Written request
Can you reproduce word for word every line between the one containing "Itemize the components" and the one containing "- Text: O: O: [110, 9, 117, 19]", inclusive?

start Dataset entries

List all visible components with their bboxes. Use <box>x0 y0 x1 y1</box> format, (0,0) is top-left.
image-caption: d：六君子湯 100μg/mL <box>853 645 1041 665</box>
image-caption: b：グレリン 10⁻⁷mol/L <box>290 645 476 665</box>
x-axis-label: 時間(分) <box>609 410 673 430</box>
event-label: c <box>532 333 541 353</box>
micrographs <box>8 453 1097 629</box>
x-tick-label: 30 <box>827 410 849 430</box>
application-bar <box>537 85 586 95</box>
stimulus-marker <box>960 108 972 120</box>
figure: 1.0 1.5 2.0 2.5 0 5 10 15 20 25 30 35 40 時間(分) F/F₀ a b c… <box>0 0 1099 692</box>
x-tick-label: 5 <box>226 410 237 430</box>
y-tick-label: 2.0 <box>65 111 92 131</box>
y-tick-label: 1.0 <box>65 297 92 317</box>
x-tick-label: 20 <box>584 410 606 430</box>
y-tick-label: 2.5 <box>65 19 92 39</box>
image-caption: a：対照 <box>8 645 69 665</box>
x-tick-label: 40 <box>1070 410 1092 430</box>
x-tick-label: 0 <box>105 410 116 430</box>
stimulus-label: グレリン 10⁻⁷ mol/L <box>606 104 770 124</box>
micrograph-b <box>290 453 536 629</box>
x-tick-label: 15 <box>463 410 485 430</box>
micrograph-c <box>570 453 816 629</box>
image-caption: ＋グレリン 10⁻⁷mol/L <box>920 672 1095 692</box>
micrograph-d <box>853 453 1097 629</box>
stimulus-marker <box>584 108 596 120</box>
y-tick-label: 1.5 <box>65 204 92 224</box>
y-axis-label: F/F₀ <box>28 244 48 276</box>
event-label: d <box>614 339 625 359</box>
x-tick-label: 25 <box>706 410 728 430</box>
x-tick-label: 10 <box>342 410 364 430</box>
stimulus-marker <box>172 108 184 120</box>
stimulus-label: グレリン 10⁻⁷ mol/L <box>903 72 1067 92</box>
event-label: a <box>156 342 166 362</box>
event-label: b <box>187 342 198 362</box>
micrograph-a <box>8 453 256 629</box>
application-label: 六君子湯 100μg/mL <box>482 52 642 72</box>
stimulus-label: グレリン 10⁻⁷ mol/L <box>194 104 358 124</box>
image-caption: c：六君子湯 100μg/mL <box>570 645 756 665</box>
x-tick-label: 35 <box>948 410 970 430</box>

end Dataset entries
start Dataset entries

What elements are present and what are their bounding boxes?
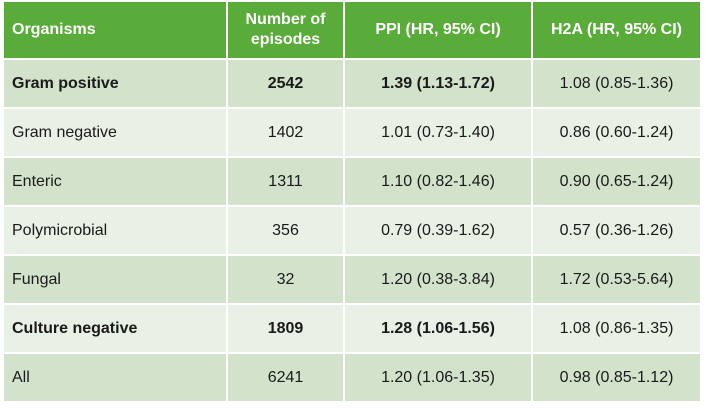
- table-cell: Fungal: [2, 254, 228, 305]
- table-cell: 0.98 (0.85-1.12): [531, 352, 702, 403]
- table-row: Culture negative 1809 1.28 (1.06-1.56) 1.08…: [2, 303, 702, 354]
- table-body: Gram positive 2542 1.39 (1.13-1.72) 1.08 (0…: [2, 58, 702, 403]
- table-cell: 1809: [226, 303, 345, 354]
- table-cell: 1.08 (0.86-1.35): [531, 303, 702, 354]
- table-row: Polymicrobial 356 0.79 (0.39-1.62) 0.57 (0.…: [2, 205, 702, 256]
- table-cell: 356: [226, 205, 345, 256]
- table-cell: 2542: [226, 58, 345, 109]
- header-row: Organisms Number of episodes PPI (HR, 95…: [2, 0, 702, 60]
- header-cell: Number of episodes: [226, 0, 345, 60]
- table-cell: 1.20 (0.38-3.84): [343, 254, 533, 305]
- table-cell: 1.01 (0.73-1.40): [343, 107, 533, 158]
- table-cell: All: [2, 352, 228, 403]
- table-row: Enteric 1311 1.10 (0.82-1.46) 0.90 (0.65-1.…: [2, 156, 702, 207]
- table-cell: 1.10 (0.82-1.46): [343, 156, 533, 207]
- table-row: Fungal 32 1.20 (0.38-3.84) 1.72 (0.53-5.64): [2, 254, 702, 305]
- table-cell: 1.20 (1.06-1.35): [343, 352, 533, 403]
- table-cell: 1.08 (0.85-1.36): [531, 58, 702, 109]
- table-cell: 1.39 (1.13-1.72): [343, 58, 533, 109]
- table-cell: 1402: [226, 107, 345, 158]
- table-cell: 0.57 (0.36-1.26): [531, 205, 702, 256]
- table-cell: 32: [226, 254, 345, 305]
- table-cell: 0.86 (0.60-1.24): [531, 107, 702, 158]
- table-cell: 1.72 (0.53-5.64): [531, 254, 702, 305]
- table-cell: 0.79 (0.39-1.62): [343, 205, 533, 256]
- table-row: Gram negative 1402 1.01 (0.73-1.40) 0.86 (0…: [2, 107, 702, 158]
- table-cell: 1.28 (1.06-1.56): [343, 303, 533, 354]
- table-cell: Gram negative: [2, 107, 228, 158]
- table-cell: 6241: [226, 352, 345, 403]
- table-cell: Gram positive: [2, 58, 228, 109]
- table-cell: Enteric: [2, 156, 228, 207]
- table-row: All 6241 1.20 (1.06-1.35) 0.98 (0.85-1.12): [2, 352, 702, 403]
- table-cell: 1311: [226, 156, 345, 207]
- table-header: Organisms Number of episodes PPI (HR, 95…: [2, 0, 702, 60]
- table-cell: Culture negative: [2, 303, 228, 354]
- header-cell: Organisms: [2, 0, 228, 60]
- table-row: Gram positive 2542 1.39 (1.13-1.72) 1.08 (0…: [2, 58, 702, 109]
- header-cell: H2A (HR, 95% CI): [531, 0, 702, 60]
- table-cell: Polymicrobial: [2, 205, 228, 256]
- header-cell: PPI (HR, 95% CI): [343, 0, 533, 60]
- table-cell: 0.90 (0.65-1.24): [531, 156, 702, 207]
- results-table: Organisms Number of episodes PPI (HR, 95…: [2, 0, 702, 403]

end Dataset entries
start Dataset entries

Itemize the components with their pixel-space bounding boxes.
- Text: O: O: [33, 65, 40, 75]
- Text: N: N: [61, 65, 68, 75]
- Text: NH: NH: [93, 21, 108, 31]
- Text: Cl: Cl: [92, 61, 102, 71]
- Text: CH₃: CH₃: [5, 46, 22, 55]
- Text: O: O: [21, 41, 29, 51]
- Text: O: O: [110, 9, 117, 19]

end Dataset entries

Solution to this problem
Itemize the components with their pixel-space bounding boxes.
- Text: O: O: [33, 65, 40, 75]
- Text: N: N: [61, 65, 68, 75]
- Text: NH: NH: [93, 21, 108, 31]
- Text: Cl: Cl: [92, 61, 102, 71]
- Text: CH₃: CH₃: [5, 46, 22, 55]
- Text: O: O: [21, 41, 29, 51]
- Text: O: O: [110, 9, 117, 19]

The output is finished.